(Exercise details): Retype the whole listing verbatim and keep the pictures out of it.

(Exercise material):
####
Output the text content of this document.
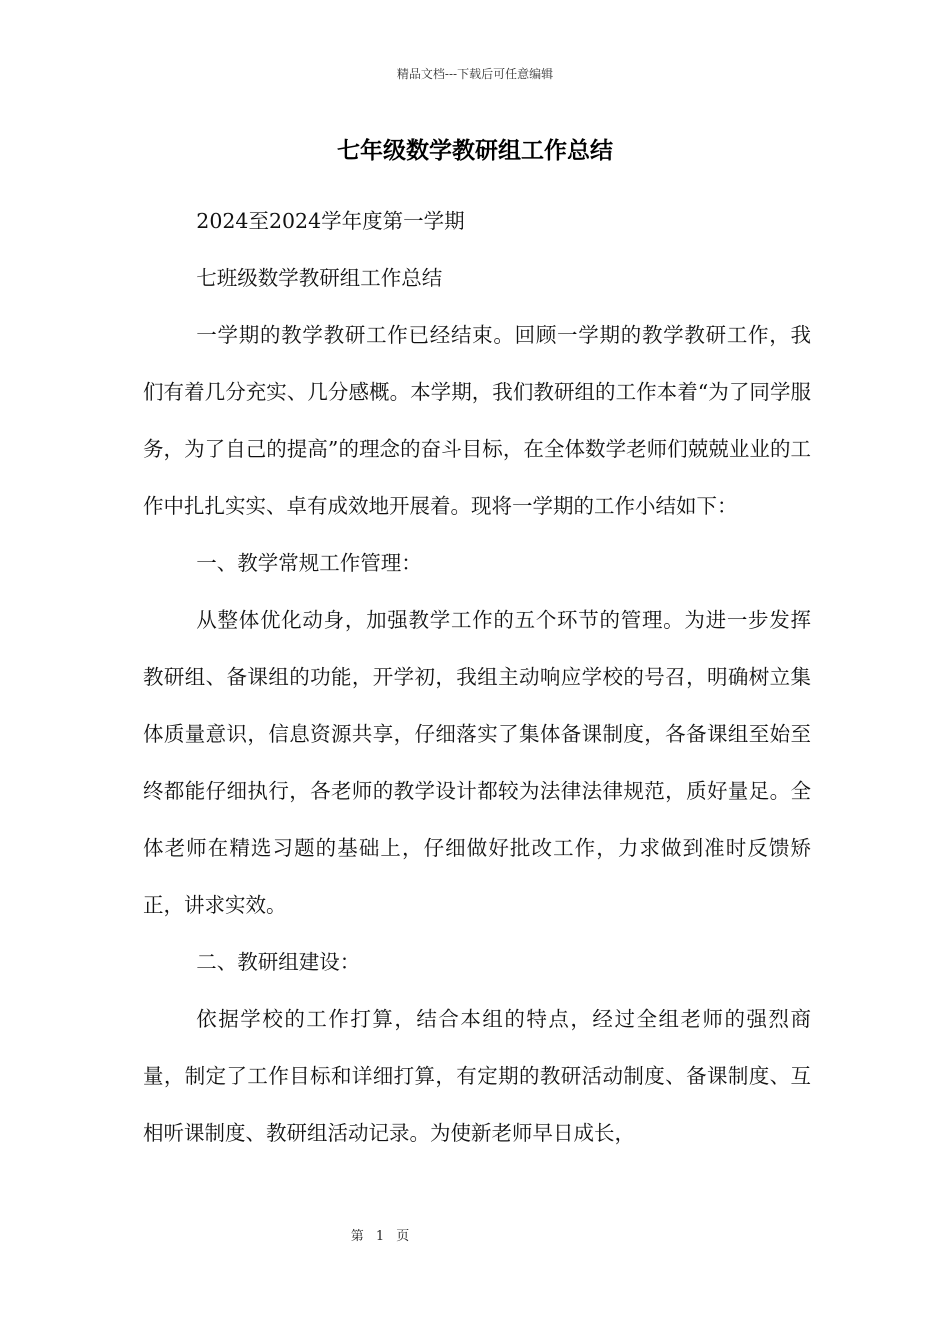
精品文档---下载后可任意编辑
七年级数学教研组工作总结

2024至2024学年度第一学期

七班级数学教研组工作总结

一学期的教学教研工作已经结束。回顾一学期的教学教研工作，我们有着几分充实、几分感概。本学期，我们教研组的工作本着“为了同学服务，为了自己的提高”的理念的奋斗目标，在全体数学老师们兢兢业业的工作中扎扎实实、卓有成效地开展着。现将一学期的工作小结如下：

一、教学常规工作管理：

从整体优化动身，加强教学工作的五个环节的管理。为进一步发挥教研组、备课组的功能，开学初，我组主动响应学校的号召，明确树立集体质量意识，信息资源共享，仔细落实了集体备课制度，各备课组至始至终都能仔细执行，各老师的教学设计都较为法律法律规范，质好量足。全体老师在精选习题的基础上，仔细做好批改工作，力求做到准时反馈矫正，讲求实效。

二、教研组建设：

依据学校的工作打算，结合本组的特点，经过全组老师的强烈商量，制定了工作目标和详细打算，有定期的教研活动制度、备课制度、互相听课制度、教研组活动记录。为使新老师早日成长，

第 1 页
####
(Finished task):
Output the text content of this document.
精品文档---下载后可任意编辑
七年级数学教研组工作总结

2024至2024学年度第一学期

七班级数学教研组工作总结

一学期的教学教研工作已经结束。回顾一学期的教学教研工作，我们有着几分充实、几分感概。本学期，我们教研组的工作本着“为了同学服务，为了自己的提高”的理念的奋斗目标，在全体数学老师们兢兢业业的工作中扎扎实实、卓有成效地开展着。现将一学期的工作小结如下：

一、教学常规工作管理：

从整体优化动身，加强教学工作的五个环节的管理。为进一步发挥教研组、备课组的功能，开学初，我组主动响应学校的号召，明确树立集体质量意识，信息资源共享，仔细落实了集体备课制度，各备课组至始至终都能仔细执行，各老师的教学设计都较为法律法律规范，质好量足。全体老师在精选习题的基础上，仔细做好批改工作，力求做到准时反馈矫正，讲求实效。

二、教研组建设：

依据学校的工作打算，结合本组的特点，经过全组老师的强烈商量，制定了工作目标和详细打算，有定期的教研活动制度、备课制度、互相听课制度、教研组活动记录。为使新老师早日成长，

第 1 页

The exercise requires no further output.